Task goal →
Locate the lines where "防疫要求" occurs and copy them as they stand.

— Start Data for this exercise —

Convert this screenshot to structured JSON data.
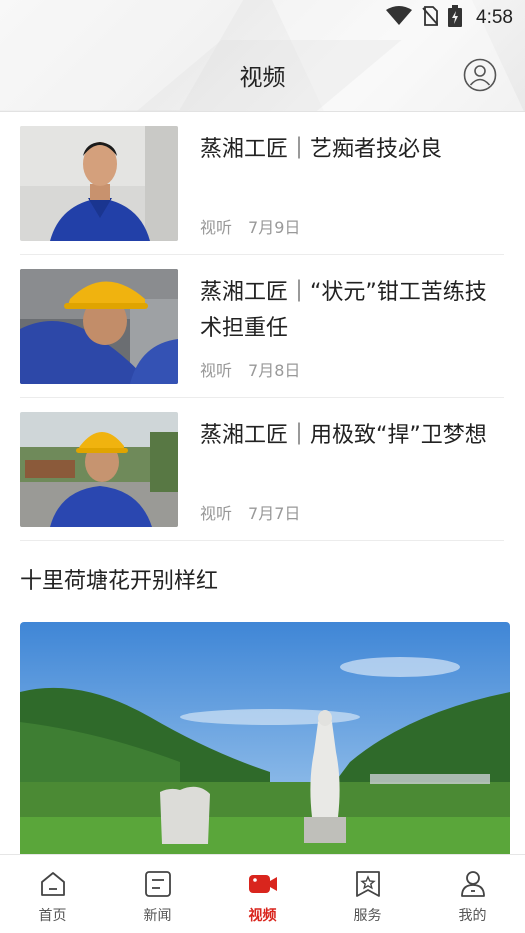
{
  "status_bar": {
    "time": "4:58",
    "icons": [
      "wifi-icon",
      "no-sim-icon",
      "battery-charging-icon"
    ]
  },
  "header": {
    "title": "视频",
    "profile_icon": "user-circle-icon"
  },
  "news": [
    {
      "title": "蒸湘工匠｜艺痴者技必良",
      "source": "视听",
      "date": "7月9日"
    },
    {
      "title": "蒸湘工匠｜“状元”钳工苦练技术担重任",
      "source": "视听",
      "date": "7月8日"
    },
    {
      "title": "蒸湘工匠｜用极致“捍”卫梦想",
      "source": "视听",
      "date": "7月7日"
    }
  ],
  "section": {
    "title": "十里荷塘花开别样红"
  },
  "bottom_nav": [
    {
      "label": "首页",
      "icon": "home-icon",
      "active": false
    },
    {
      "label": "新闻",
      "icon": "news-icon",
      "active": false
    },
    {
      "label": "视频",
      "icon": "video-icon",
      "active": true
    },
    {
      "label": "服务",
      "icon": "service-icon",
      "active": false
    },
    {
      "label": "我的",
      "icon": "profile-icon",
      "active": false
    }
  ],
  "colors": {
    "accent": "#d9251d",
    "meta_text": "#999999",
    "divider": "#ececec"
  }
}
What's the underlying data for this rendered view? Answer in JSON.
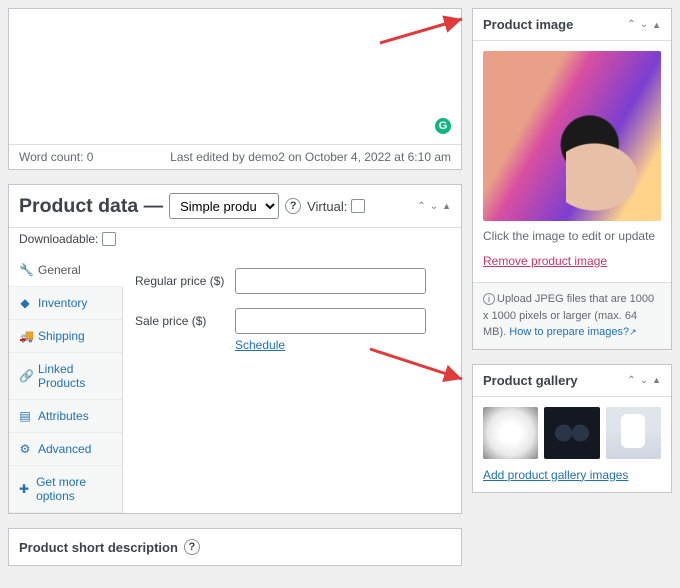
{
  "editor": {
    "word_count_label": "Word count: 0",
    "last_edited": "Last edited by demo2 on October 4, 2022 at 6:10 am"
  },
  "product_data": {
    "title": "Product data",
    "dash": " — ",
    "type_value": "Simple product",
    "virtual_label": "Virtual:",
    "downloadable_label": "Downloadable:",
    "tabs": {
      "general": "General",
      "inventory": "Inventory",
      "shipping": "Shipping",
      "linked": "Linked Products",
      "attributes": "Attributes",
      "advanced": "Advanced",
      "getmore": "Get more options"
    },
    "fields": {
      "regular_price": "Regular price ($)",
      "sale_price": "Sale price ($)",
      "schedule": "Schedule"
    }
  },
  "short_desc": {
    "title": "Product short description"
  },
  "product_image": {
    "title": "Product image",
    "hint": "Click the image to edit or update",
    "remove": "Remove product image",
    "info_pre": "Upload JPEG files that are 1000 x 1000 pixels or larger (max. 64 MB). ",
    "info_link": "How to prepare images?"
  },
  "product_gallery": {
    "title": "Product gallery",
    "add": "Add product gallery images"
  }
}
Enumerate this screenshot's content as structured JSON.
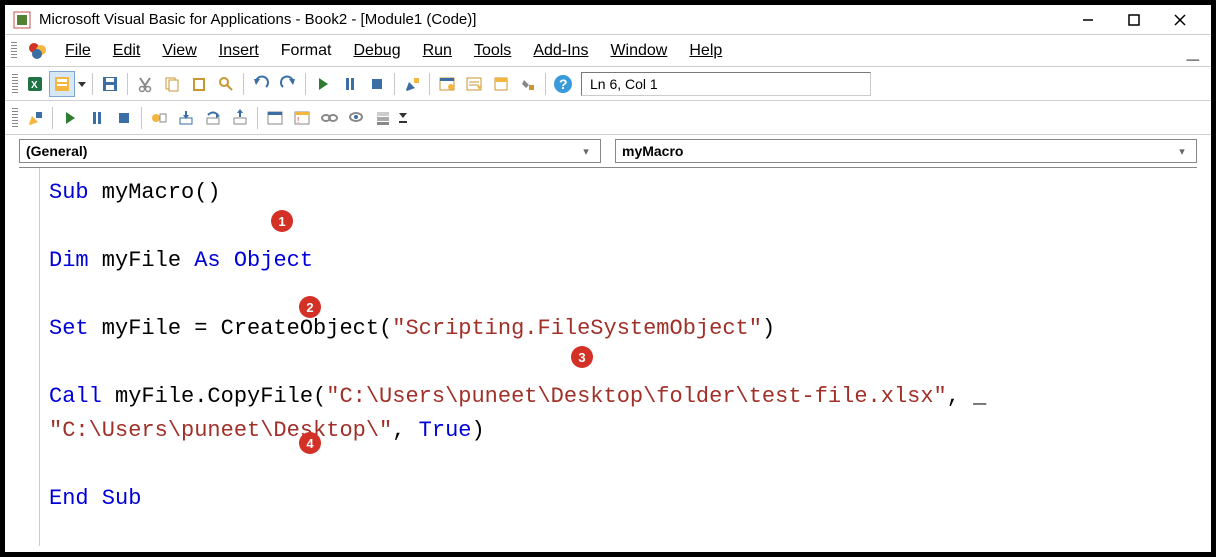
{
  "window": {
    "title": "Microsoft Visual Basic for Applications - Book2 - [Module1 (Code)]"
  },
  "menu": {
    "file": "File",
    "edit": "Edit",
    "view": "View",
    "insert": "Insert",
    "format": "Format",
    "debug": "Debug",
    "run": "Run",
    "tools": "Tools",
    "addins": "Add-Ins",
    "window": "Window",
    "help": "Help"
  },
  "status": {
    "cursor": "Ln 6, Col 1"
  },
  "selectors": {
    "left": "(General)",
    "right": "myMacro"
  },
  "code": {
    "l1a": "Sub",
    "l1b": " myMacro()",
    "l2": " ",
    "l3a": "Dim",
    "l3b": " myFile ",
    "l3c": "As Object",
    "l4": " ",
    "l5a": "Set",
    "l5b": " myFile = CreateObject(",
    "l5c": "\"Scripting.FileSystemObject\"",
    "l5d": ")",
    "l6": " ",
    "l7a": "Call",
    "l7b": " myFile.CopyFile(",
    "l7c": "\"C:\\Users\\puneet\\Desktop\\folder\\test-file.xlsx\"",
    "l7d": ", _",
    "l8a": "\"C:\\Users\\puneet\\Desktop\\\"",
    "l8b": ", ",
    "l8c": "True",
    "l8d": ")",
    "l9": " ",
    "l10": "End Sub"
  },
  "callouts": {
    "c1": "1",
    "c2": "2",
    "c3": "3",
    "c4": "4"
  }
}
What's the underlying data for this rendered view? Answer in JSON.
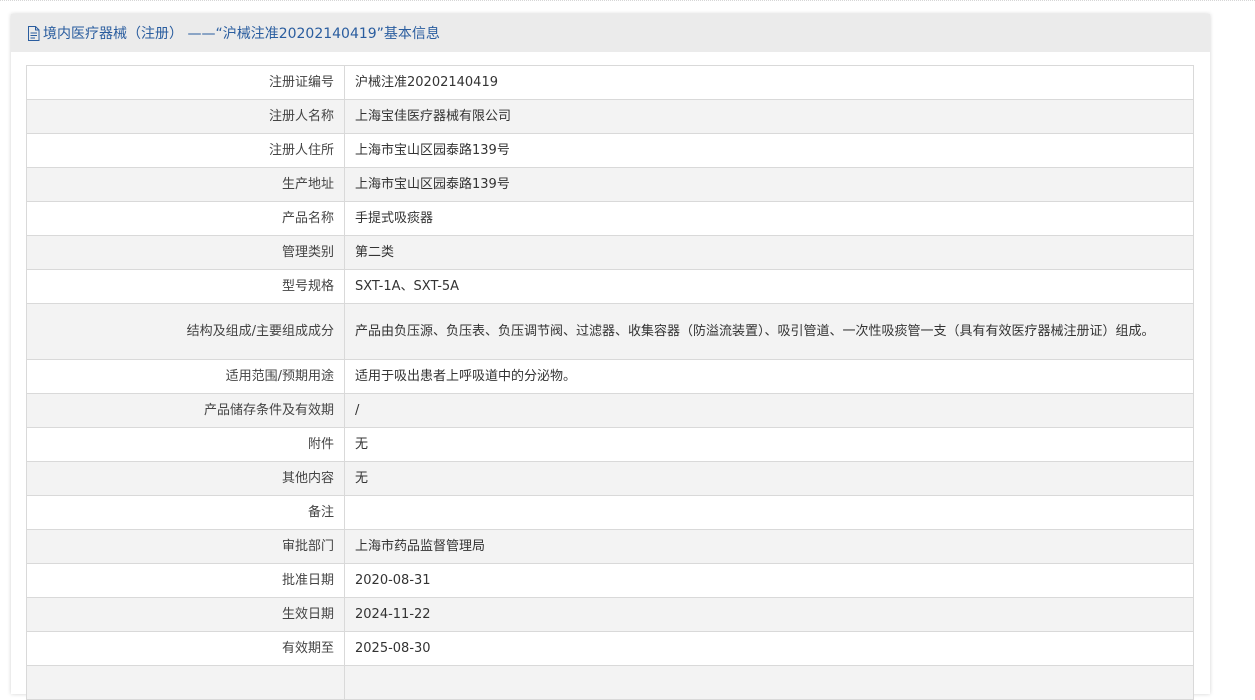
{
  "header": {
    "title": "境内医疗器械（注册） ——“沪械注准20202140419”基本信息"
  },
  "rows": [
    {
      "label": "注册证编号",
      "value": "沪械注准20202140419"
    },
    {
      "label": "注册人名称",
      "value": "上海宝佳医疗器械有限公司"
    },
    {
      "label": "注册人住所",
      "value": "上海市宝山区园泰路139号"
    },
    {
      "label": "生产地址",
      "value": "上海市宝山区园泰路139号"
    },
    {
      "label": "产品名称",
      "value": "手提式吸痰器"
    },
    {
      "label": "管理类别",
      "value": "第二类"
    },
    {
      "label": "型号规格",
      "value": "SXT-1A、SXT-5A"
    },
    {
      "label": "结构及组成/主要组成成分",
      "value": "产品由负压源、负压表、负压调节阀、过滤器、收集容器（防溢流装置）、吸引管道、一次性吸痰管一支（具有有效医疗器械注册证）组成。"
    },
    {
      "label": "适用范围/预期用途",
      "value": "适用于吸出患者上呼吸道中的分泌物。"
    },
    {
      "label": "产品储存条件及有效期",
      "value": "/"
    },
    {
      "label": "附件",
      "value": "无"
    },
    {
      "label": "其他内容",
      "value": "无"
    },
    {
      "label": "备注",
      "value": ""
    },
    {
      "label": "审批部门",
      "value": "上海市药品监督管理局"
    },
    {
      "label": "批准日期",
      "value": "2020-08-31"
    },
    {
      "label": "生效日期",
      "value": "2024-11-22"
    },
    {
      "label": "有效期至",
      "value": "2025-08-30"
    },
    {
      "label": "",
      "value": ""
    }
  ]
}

— End Data for this exercise —
— Start Data for this exercise —

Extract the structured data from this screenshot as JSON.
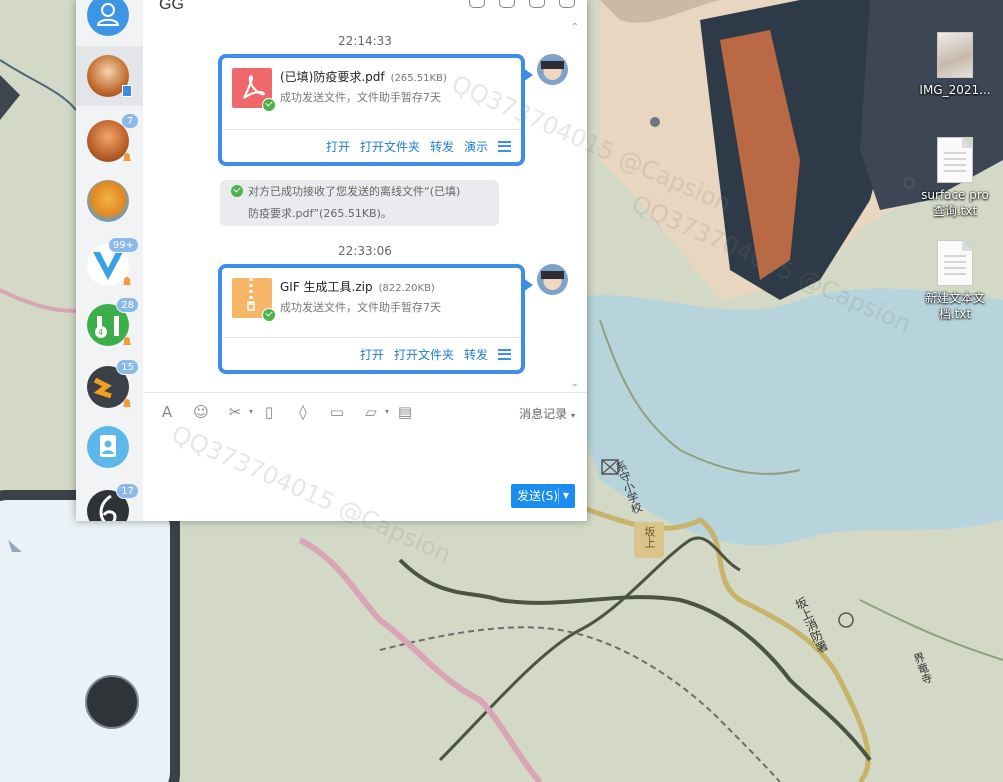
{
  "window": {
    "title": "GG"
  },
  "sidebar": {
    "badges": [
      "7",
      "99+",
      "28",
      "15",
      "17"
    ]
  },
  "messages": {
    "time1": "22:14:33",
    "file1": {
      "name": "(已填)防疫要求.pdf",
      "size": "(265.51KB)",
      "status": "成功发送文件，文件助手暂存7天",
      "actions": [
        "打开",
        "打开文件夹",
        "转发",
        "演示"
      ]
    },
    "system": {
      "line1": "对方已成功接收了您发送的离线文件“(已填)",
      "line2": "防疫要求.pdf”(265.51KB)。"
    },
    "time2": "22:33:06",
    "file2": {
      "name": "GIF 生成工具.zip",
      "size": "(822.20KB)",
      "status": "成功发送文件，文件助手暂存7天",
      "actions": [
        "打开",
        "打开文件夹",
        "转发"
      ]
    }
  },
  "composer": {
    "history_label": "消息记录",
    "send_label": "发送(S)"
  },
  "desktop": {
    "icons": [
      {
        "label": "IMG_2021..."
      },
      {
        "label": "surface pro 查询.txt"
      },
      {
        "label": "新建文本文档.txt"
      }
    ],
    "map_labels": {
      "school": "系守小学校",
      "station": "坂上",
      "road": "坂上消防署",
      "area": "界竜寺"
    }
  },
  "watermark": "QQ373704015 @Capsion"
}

— End Data for this exercise —

Task solution →
      "name": "(已填)防疫要求.pdf",
      "line2": "防疫要求.pdf”(265.51KB)。"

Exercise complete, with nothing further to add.